[begin RECORDS FOR THE TASK]

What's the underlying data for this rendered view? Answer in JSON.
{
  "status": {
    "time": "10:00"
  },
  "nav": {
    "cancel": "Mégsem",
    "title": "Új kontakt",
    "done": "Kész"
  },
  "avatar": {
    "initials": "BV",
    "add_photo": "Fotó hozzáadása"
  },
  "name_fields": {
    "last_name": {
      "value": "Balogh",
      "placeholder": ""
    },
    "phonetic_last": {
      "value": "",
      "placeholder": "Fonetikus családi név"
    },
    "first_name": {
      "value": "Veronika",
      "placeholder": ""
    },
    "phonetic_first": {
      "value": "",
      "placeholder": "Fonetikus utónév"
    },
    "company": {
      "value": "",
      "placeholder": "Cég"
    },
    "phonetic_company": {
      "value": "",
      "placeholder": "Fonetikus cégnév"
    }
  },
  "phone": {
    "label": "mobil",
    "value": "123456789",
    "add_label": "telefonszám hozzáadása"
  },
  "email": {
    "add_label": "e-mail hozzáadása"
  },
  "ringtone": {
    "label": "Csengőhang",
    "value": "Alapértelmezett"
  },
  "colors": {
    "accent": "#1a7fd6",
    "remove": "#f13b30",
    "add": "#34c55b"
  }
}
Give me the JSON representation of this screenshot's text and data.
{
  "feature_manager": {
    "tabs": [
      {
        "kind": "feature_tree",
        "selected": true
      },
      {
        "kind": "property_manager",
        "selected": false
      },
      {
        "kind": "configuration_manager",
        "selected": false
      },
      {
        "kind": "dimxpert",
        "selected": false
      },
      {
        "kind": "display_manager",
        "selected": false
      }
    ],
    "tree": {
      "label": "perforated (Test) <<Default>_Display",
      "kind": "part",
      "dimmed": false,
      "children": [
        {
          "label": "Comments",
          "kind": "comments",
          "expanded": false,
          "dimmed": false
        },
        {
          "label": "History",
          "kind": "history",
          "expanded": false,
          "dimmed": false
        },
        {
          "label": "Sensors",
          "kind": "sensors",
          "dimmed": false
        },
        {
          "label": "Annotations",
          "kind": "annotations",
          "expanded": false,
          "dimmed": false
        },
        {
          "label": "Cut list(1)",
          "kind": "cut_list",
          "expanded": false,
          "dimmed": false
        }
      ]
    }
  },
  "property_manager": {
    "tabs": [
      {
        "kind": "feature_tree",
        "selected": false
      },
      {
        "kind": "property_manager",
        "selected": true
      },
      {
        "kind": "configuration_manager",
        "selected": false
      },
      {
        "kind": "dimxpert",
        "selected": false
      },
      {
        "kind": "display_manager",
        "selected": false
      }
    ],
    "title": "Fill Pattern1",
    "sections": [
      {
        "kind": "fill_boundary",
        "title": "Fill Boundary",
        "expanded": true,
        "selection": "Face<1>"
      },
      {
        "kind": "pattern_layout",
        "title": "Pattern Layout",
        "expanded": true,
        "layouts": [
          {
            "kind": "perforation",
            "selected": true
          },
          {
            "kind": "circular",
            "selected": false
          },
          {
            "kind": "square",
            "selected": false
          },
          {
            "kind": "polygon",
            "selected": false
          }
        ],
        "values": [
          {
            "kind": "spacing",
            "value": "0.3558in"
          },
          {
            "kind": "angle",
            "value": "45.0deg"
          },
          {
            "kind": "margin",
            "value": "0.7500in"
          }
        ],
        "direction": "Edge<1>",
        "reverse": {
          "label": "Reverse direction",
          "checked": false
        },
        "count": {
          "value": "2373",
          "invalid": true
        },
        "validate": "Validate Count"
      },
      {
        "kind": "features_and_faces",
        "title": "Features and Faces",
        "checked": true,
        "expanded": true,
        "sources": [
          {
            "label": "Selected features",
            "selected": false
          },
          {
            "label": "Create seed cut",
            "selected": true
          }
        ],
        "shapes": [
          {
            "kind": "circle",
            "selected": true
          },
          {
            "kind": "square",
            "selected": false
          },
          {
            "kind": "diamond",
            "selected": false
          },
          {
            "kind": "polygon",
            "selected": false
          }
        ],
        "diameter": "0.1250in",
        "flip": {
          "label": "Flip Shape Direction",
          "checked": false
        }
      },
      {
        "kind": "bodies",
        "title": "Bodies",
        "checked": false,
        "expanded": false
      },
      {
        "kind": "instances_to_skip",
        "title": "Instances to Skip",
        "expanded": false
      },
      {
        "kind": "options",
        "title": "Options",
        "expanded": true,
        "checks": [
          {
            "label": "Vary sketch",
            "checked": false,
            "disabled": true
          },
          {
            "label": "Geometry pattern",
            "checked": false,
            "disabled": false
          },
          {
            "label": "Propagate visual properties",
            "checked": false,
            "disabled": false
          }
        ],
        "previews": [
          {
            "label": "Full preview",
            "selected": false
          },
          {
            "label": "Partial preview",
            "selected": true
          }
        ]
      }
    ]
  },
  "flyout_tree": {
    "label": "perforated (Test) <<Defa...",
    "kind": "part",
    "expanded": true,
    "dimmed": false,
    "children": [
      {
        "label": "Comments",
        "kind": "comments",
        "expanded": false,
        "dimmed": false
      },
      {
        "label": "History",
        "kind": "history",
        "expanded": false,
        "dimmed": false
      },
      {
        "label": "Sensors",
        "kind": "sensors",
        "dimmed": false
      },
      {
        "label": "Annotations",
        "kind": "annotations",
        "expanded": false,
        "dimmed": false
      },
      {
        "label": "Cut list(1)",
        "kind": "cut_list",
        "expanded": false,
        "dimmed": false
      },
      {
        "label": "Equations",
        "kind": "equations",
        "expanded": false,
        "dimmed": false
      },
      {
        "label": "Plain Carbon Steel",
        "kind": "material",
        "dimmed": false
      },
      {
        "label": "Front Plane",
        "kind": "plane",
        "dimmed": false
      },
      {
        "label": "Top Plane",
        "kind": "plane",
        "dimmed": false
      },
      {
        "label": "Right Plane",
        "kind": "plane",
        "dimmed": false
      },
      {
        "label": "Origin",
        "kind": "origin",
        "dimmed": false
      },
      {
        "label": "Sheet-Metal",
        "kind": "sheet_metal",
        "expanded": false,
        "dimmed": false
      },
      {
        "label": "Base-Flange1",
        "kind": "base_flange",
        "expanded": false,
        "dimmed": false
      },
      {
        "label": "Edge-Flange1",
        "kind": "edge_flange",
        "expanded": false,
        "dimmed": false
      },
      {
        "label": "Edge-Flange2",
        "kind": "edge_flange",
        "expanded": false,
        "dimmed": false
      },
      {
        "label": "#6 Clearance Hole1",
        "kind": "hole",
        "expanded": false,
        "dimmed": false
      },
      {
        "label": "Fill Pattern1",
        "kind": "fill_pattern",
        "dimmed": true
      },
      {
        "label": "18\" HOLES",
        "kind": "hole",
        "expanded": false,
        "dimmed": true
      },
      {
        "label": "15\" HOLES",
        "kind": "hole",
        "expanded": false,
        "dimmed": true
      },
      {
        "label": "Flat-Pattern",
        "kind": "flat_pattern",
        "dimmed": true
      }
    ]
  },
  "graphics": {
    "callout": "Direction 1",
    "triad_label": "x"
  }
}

[end RECORDS FOR THE TASK]

EXERCISE AIM: Gather from the entries above all lines that include the string "perforated".

FINAL ANSWER:
      "label": "perforated (Test) <<Default>_Display",
    "label": "perforated (Test) <<Defa...",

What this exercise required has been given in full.